**PROBLEM REQUIREMENTS**. List every line in this data where the string "color" occurs.

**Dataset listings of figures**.
** start **
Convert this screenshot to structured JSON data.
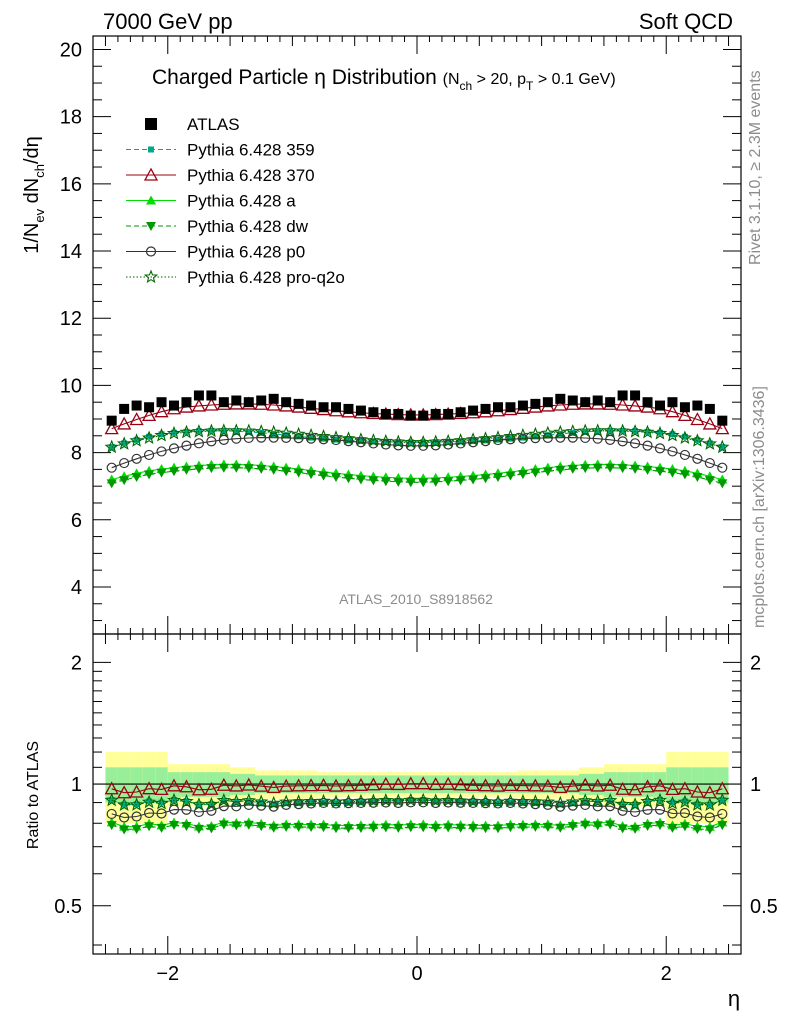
{
  "header": {
    "left": "7000 GeV pp",
    "right": "Soft QCD"
  },
  "side_labels": {
    "rivet": "Rivet 3.1.10, ≥ 2.3M events",
    "mcplots": "mcplots.cern.ch [arXiv:1306.3436]"
  },
  "watermark": "ATLAS_2010_S8918562",
  "chart_data": {
    "type": "scatter",
    "title": "Charged Particle η Distribution",
    "title_cut": "(N_ch > 20, p_T > 0.1 GeV)",
    "xlabel": "η",
    "ylabel": "1/N_ev dN_ch/dη",
    "ratio_ylabel": "Ratio to ATLAS",
    "xlim": [
      -2.6,
      2.6
    ],
    "ylim": [
      2.6,
      20.4
    ],
    "ratio_ylim": [
      0.38,
      2.35
    ],
    "ratio_log": true,
    "x_ticks": [
      "−2",
      "0",
      "2"
    ],
    "y_ticks": [
      "4",
      "6",
      "8",
      "10",
      "12",
      "14",
      "16",
      "18",
      "20"
    ],
    "ratio_ticks": [
      "0.5",
      "1",
      "2"
    ],
    "legend_position": "top-left",
    "series": [
      {
        "name": "ATLAS",
        "color": "#000000",
        "marker": "square-filled",
        "line": "none"
      },
      {
        "name": "Pythia 6.428 359",
        "color": "#00aa88",
        "marker": "square-small",
        "line": "dashed"
      },
      {
        "name": "Pythia 6.428 370",
        "color": "#990011",
        "marker": "triangle-open",
        "line": "solid"
      },
      {
        "name": "Pythia 6.428 a",
        "color": "#00dd00",
        "marker": "triangle-filled",
        "line": "solid"
      },
      {
        "name": "Pythia 6.428 dw",
        "color": "#009900",
        "marker": "triangle-down-filled",
        "line": "dashed"
      },
      {
        "name": "Pythia 6.428 p0",
        "color": "#333333",
        "marker": "circle-open",
        "line": "solid"
      },
      {
        "name": "Pythia 6.428 pro-q2o",
        "color": "#006600",
        "marker": "star-open",
        "line": "dotted"
      }
    ],
    "eta_range": [
      -2.45,
      2.45
    ],
    "eta_bins": 50,
    "atlas_values": [
      8.95,
      9.3,
      9.4,
      9.35,
      9.5,
      9.4,
      9.5,
      9.7,
      9.7,
      9.5,
      9.55,
      9.5,
      9.55,
      9.6,
      9.5,
      9.45,
      9.4,
      9.35,
      9.35,
      9.3,
      9.25,
      9.2,
      9.15,
      9.15,
      9.1,
      9.1,
      9.15,
      9.15,
      9.2,
      9.25,
      9.3,
      9.35,
      9.35,
      9.4,
      9.45,
      9.5,
      9.6,
      9.55,
      9.5,
      9.55,
      9.5,
      9.7,
      9.7,
      9.5,
      9.4,
      9.5,
      9.35,
      9.4,
      9.3,
      8.95
    ],
    "model_ratio_means": {
      "Pythia 6.428 359": 0.91,
      "Pythia 6.428 370": 0.99,
      "Pythia 6.428 a": 0.84,
      "Pythia 6.428 dw": 0.83,
      "Pythia 6.428 p0": 0.9,
      "Pythia 6.428 pro-q2o": 0.92
    },
    "atlas_band_halfwidth_inner": [
      0.1,
      0.1,
      0.07,
      0.07,
      0.06,
      0.05,
      0.05,
      0.05,
      0.05,
      0.05
    ],
    "atlas_band_halfwidth_outer": [
      0.2,
      0.2,
      0.12,
      0.12,
      0.1,
      0.08,
      0.08,
      0.07,
      0.07,
      0.07
    ]
  }
}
** end **
**FINAL RESULT**.
        "color": "#000000",
        "color": "#00aa88",
        "color": "#990011",
        "color": "#00dd00",
        "color": "#009900",
        "color": "#333333",
        "color": "#006600",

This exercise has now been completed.